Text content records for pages

################

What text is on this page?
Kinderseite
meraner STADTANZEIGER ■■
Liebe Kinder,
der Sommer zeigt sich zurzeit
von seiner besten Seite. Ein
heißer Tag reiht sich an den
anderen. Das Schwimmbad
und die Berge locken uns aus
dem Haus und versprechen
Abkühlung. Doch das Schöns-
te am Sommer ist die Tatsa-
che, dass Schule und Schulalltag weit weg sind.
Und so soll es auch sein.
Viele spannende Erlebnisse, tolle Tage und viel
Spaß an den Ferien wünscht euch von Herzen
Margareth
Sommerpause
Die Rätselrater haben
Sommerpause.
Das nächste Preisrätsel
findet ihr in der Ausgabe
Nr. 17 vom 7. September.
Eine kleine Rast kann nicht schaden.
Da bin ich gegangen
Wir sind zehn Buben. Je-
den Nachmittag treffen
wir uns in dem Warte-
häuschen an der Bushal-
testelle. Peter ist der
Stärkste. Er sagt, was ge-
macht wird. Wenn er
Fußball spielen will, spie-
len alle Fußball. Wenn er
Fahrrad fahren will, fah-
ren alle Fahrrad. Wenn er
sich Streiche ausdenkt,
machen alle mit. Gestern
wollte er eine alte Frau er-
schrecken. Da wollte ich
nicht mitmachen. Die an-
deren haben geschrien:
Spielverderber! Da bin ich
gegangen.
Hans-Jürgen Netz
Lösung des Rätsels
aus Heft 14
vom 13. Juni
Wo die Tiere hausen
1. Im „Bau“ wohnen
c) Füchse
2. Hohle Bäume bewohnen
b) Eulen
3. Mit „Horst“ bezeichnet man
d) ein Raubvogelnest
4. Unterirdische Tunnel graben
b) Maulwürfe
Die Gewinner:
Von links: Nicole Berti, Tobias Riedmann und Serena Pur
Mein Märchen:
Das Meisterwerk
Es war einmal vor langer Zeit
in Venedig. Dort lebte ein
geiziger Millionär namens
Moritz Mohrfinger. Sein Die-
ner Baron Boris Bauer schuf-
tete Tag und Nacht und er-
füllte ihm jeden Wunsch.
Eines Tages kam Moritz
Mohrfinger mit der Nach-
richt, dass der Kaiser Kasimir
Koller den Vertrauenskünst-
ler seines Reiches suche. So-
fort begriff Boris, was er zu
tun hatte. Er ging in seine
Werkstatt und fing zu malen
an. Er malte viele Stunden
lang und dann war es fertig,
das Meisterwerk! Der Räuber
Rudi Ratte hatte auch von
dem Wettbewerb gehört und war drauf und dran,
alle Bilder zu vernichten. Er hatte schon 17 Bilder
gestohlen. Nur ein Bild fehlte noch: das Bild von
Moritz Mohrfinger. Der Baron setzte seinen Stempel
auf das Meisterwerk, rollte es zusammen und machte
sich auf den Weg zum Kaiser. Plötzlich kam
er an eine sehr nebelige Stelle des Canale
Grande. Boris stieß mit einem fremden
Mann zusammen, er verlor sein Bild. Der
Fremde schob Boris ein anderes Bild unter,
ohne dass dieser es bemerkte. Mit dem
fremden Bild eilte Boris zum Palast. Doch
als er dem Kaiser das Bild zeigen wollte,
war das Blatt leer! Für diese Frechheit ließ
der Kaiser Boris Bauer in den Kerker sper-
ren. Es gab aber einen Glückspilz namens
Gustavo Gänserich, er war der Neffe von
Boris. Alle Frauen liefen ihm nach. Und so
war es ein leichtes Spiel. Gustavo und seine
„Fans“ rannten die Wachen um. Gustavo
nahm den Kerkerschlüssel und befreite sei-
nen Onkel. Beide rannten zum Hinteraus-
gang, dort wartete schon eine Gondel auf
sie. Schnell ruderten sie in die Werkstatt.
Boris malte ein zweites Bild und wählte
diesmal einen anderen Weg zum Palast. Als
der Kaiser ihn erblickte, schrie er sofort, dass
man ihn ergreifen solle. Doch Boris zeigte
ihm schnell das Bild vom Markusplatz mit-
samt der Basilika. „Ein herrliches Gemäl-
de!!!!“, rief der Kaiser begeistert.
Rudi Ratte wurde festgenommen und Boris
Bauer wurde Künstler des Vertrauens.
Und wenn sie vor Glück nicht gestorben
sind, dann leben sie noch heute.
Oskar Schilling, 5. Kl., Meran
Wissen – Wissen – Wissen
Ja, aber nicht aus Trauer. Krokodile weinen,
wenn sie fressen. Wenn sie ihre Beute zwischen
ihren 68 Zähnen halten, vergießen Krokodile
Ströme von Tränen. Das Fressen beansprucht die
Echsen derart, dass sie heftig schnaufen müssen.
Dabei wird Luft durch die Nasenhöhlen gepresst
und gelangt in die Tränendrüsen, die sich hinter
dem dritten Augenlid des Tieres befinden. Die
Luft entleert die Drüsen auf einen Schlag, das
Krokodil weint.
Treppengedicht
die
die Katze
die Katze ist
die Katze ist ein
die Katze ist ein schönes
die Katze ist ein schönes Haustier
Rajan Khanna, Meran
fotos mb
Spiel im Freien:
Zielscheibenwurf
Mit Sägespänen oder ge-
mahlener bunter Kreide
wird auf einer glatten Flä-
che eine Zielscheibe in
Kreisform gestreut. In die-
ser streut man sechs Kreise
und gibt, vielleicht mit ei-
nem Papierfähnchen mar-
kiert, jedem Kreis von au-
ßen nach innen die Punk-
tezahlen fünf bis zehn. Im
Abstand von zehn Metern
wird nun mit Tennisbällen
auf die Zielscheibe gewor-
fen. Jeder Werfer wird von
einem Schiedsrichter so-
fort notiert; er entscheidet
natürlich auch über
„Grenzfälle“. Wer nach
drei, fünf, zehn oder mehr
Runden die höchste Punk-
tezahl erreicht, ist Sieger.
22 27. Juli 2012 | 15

################

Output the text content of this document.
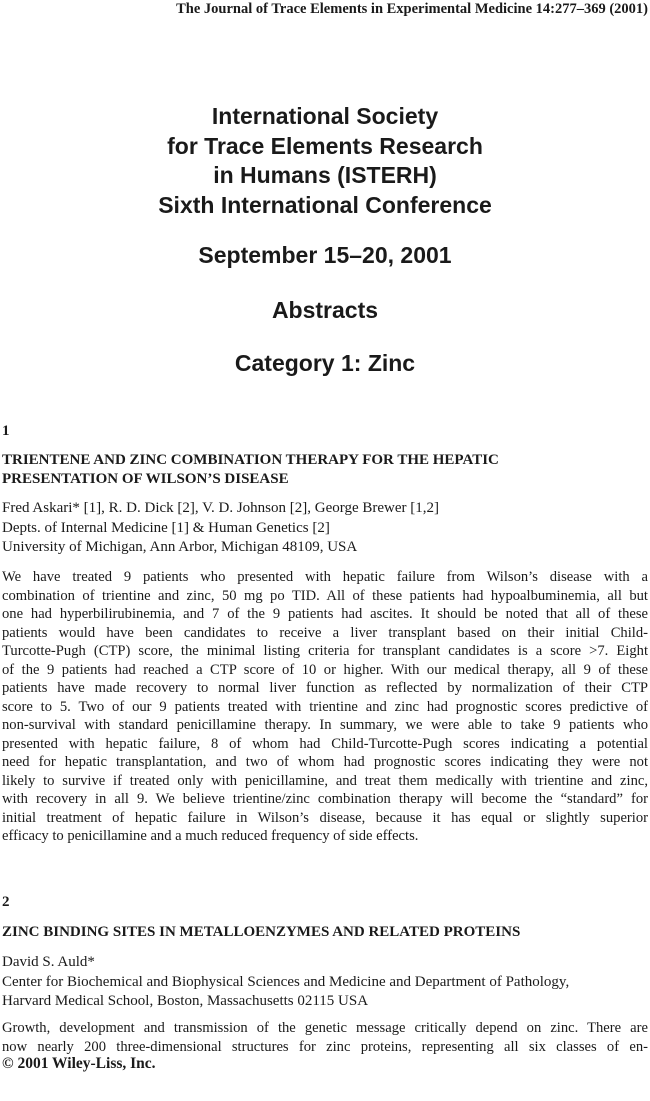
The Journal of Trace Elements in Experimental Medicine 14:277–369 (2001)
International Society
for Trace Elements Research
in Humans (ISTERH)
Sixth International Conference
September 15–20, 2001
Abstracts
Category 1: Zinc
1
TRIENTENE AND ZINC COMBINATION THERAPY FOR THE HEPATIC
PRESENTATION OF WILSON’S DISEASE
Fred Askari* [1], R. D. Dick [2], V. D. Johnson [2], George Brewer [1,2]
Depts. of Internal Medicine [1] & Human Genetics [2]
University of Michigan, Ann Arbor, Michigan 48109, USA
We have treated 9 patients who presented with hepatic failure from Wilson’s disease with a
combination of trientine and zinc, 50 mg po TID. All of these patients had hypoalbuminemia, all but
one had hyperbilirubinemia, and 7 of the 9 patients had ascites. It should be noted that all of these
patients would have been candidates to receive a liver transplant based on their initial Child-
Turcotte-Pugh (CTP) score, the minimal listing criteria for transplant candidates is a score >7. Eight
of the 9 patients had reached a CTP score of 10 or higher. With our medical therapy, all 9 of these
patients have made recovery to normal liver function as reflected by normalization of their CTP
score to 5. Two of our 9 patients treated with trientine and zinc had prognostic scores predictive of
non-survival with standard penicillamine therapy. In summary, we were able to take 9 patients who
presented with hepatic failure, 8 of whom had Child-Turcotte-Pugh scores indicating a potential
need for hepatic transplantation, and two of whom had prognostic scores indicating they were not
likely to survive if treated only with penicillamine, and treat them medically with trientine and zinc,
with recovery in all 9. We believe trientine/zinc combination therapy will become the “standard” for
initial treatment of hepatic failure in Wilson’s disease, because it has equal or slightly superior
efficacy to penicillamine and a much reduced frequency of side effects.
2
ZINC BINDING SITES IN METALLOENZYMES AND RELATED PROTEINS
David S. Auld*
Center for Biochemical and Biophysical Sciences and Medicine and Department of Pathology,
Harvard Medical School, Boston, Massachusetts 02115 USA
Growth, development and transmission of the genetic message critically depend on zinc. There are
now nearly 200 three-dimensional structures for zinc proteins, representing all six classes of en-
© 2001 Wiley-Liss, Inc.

################

Problem to solve:
Using the data above, return every line that contains the string "Luft".

Answer to this exercise:
Dabei wird Luft durch die Nasenhöhlen gepresst
Luft entleert die Drüsen auf einen Schlag, das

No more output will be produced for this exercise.